▶ [Given problem]:
Restate the records in their entirety, word for word.

▶ [Supplied data]:

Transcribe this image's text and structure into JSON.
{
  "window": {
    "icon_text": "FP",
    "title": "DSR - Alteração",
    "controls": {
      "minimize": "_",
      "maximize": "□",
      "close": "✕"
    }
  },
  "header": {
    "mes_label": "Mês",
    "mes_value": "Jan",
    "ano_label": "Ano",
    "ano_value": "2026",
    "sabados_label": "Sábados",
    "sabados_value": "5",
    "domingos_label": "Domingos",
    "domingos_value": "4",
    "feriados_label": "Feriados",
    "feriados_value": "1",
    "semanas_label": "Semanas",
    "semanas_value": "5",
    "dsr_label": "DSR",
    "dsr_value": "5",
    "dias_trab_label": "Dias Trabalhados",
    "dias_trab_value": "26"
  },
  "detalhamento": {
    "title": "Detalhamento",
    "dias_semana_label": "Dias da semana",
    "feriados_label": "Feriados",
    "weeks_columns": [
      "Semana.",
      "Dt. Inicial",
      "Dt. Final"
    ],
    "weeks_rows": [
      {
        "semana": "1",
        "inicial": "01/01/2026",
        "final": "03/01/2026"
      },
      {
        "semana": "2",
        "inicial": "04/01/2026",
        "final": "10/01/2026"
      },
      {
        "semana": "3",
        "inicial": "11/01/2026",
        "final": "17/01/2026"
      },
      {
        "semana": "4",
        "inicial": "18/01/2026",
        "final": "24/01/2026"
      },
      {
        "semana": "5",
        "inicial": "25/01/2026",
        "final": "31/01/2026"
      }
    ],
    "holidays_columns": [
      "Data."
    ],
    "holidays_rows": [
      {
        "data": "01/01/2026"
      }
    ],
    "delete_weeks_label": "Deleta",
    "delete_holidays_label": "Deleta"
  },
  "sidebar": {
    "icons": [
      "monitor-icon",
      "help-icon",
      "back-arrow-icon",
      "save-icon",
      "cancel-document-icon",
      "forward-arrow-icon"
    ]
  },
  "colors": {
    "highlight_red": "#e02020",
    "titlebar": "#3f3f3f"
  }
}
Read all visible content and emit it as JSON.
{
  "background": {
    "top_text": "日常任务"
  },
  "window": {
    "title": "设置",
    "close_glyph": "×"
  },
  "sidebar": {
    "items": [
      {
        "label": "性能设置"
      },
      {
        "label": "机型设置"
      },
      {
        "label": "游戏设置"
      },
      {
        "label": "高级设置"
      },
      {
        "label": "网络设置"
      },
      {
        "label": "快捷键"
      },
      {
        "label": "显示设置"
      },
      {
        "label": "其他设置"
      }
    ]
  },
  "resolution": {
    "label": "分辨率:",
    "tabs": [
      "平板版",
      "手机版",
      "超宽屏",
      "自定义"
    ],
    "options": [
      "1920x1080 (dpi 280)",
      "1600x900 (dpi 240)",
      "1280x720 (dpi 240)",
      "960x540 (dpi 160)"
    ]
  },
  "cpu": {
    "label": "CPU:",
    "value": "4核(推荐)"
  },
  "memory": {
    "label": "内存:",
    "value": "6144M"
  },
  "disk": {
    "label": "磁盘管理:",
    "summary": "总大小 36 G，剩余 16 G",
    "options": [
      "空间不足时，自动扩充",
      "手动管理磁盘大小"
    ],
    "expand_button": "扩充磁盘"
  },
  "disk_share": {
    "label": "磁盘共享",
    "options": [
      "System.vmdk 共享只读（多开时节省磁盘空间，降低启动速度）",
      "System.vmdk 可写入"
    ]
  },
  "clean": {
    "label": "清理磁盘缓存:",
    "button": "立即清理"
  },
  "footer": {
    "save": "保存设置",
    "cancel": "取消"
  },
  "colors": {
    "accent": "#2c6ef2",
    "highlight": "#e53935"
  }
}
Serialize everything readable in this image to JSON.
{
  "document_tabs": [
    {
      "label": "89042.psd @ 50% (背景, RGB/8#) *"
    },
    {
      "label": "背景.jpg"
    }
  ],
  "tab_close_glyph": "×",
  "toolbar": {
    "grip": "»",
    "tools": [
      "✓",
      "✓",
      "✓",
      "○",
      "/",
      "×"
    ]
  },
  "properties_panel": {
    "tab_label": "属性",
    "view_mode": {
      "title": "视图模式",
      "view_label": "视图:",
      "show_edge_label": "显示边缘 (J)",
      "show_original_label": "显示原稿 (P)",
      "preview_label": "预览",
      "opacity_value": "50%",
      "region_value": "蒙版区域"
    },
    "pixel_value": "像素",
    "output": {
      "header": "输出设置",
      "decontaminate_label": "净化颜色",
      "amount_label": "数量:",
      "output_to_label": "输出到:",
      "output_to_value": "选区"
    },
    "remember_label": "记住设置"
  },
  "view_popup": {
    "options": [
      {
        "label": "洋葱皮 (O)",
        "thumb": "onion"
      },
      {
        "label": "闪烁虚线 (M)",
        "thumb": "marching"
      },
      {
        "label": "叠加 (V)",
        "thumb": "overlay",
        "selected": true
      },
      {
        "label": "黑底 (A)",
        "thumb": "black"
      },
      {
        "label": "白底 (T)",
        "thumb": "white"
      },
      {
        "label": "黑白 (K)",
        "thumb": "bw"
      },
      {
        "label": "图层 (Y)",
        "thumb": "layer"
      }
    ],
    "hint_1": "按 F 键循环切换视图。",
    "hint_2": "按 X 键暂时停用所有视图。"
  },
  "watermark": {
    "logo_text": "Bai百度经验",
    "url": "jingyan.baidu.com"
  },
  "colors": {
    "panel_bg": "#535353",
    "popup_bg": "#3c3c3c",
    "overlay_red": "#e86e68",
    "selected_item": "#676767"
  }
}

▶ [Answer for the task]:
Transcribe this image's text and structure into JSON.
{
  "window": {
    "icon_text": "FP",
    "title": "DSR - Alteração",
    "controls": {
      "minimize": "_",
      "maximize": "□",
      "close": "✕"
    }
  },
  "header": {
    "mes_label": "Mês",
    "mes_value": "Jan",
    "ano_label": "Ano",
    "ano_value": "2026",
    "sabados_label": "Sábados",
    "sabados_value": "5",
    "domingos_label": "Domingos",
    "domingos_value": "4",
    "feriados_label": "Feriados",
    "feriados_value": "1",
    "semanas_label": "Semanas",
    "semanas_value": "5",
    "dsr_label": "DSR",
    "dsr_value": "5",
    "dias_trab_label": "Dias Trabalhados",
    "dias_trab_value": "26"
  },
  "detalhamento": {
    "title": "Detalhamento",
    "dias_semana_label": "Dias da semana",
    "feriados_label": "Feriados",
    "weeks_columns": [
      "Semana.",
      "Dt. Inicial",
      "Dt. Final"
    ],
    "weeks_rows": [
      {
        "semana": "1",
        "inicial": "01/01/2026",
        "final": "03/01/2026"
      },
      {
        "semana": "2",
        "inicial": "04/01/2026",
        "final": "10/01/2026"
      },
      {
        "semana": "3",
        "inicial": "11/01/2026",
        "final": "17/01/2026"
      },
      {
        "semana": "4",
        "inicial": "18/01/2026",
        "final": "24/01/2026"
      },
      {
        "semana": "5",
        "inicial": "25/01/2026",
        "final": "31/01/2026"
      }
    ],
    "holidays_columns": [
      "Data."
    ],
    "holidays_rows": [
      {
        "data": "01/01/2026"
      }
    ],
    "delete_weeks_label": "Deleta",
    "delete_holidays_label": "Deleta"
  },
  "sidebar": {
    "icons": [
      "monitor-icon",
      "help-icon",
      "back-arrow-icon",
      "save-icon",
      "cancel-document-icon",
      "forward-arrow-icon"
    ]
  },
  "colors": {
    "highlight_red": "#e02020",
    "titlebar": "#3f3f3f"
  }
}
Read all visible content and emit it as JSON.
{
  "background": {
    "top_text": "日常任务"
  },
  "window": {
    "title": "设置",
    "close_glyph": "×"
  },
  "sidebar": {
    "items": [
      {
        "label": "性能设置"
      },
      {
        "label": "机型设置"
      },
      {
        "label": "游戏设置"
      },
      {
        "label": "高级设置"
      },
      {
        "label": "网络设置"
      },
      {
        "label": "快捷键"
      },
      {
        "label": "显示设置"
      },
      {
        "label": "其他设置"
      }
    ]
  },
  "resolution": {
    "label": "分辨率:",
    "tabs": [
      "平板版",
      "手机版",
      "超宽屏",
      "自定义"
    ],
    "options": [
      "1920x1080 (dpi 280)",
      "1600x900 (dpi 240)",
      "1280x720 (dpi 240)",
      "960x540 (dpi 160)"
    ]
  },
  "cpu": {
    "label": "CPU:",
    "value": "4核(推荐)"
  },
  "memory": {
    "label": "内存:",
    "value": "6144M"
  },
  "disk": {
    "label": "磁盘管理:",
    "summary": "总大小 36 G，剩余 16 G",
    "options": [
      "空间不足时，自动扩充",
      "手动管理磁盘大小"
    ],
    "expand_button": "扩充磁盘"
  },
  "disk_share": {
    "label": "磁盘共享",
    "options": [
      "System.vmdk 共享只读（多开时节省磁盘空间，降低启动速度）",
      "System.vmdk 可写入"
    ]
  },
  "clean": {
    "label": "清理磁盘缓存:",
    "button": "立即清理"
  },
  "footer": {
    "save": "保存设置",
    "cancel": "取消"
  },
  "colors": {
    "accent": "#2c6ef2",
    "highlight": "#e53935"
  }
}
Serialize everything readable in this image to JSON.
{
  "document_tabs": [
    {
      "label": "89042.psd @ 50% (背景, RGB/8#) *"
    },
    {
      "label": "背景.jpg"
    }
  ],
  "tab_close_glyph": "×",
  "toolbar": {
    "grip": "»",
    "tools": [
      "✓",
      "✓",
      "✓",
      "○",
      "/",
      "×"
    ]
  },
  "properties_panel": {
    "tab_label": "属性",
    "view_mode": {
      "title": "视图模式",
      "view_label": "视图:",
      "show_edge_label": "显示边缘 (J)",
      "show_original_label": "显示原稿 (P)",
      "preview_label": "预览",
      "opacity_value": "50%",
      "region_value": "蒙版区域"
    },
    "pixel_value": "像素",
    "output": {
      "header": "输出设置",
      "decontaminate_label": "净化颜色",
      "amount_label": "数量:",
      "output_to_label": "输出到:",
      "output_to_value": "选区"
    },
    "remember_label": "记住设置"
  },
  "view_popup": {
    "options": [
      {
        "label": "洋葱皮 (O)",
        "thumb": "onion"
      },
      {
        "label": "闪烁虚线 (M)",
        "thumb": "marching"
      },
      {
        "label": "叠加 (V)",
        "thumb": "overlay",
        "selected": true
      },
      {
        "label": "黑底 (A)",
        "thumb": "black"
      },
      {
        "label": "白底 (T)",
        "thumb": "white"
      },
      {
        "label": "黑白 (K)",
        "thumb": "bw"
      },
      {
        "label": "图层 (Y)",
        "thumb": "layer"
      }
    ],
    "hint_1": "按 F 键循环切换视图。",
    "hint_2": "按 X 键暂时停用所有视图。"
  },
  "watermark": {
    "logo_text": "Bai百度经验",
    "url": "jingyan.baidu.com"
  },
  "colors": {
    "panel_bg": "#535353",
    "popup_bg": "#3c3c3c",
    "overlay_red": "#e86e68",
    "selected_item": "#676767"
  }
}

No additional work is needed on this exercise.